#### WRITTEN PROBLEM
Determine the count of lines holding "stark" and give that count alone.

#### RECORDS SHOWN
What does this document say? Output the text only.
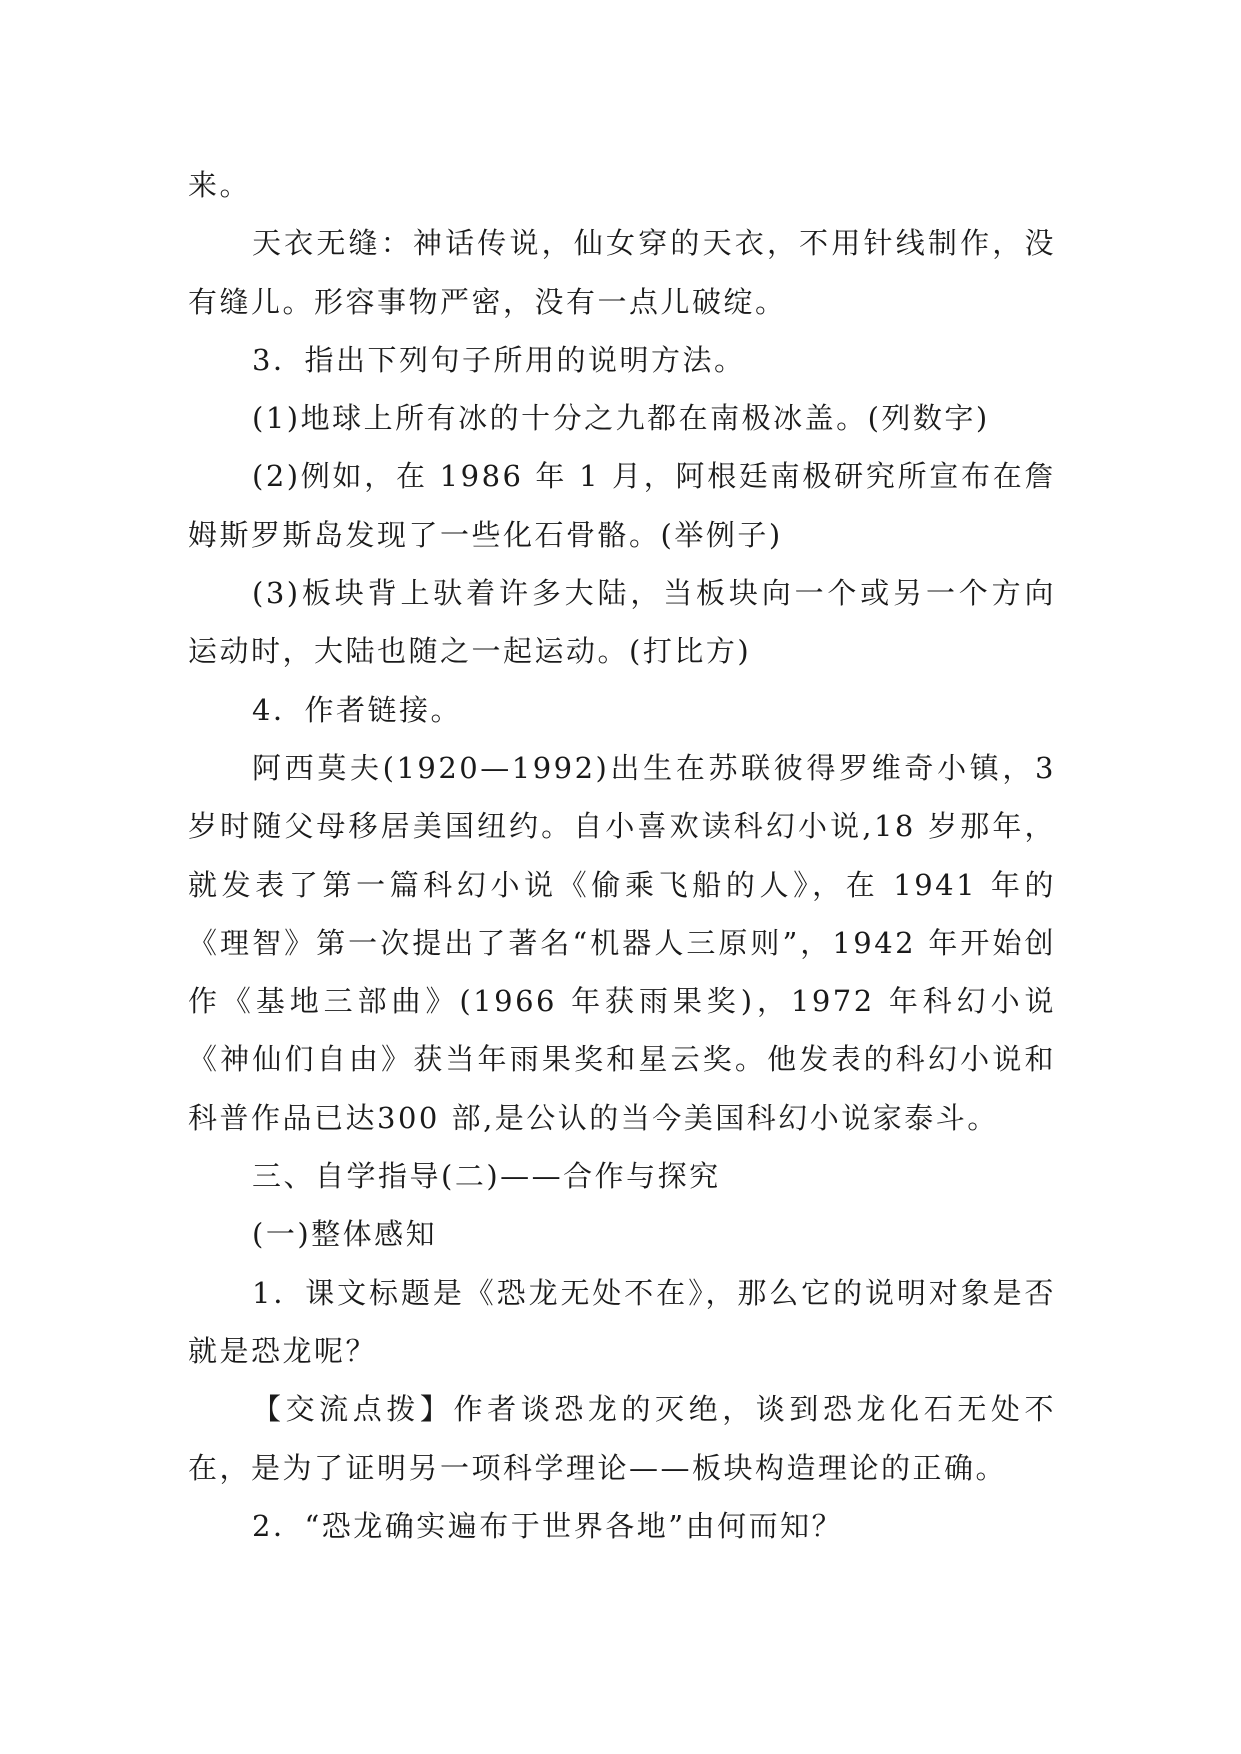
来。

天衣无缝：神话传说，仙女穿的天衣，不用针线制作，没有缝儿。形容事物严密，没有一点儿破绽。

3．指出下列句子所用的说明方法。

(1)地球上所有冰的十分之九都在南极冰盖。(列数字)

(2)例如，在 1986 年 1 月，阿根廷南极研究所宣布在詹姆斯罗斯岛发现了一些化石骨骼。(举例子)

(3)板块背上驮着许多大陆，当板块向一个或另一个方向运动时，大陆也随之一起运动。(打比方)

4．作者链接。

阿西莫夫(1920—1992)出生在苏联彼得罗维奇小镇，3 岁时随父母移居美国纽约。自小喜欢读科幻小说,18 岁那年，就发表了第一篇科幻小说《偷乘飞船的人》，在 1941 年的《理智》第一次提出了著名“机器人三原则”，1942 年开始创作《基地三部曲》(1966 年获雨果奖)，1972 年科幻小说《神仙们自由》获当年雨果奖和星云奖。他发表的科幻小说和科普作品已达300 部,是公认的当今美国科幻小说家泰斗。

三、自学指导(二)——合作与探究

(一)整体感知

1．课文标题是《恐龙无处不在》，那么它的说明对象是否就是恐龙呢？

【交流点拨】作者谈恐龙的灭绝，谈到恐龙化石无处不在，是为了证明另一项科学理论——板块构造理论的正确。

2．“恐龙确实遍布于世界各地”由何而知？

---

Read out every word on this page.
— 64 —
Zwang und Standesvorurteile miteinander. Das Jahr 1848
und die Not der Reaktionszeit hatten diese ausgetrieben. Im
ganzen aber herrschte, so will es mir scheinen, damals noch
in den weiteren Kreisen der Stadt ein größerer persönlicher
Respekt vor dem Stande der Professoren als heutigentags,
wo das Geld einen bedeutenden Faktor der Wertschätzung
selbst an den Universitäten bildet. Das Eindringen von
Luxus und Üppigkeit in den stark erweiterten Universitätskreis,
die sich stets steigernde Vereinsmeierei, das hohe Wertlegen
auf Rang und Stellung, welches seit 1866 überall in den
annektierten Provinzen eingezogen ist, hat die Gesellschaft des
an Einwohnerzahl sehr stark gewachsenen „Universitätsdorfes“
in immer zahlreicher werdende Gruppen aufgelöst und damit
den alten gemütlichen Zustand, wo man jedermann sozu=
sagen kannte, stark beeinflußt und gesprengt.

#### FULL OUTPUT
3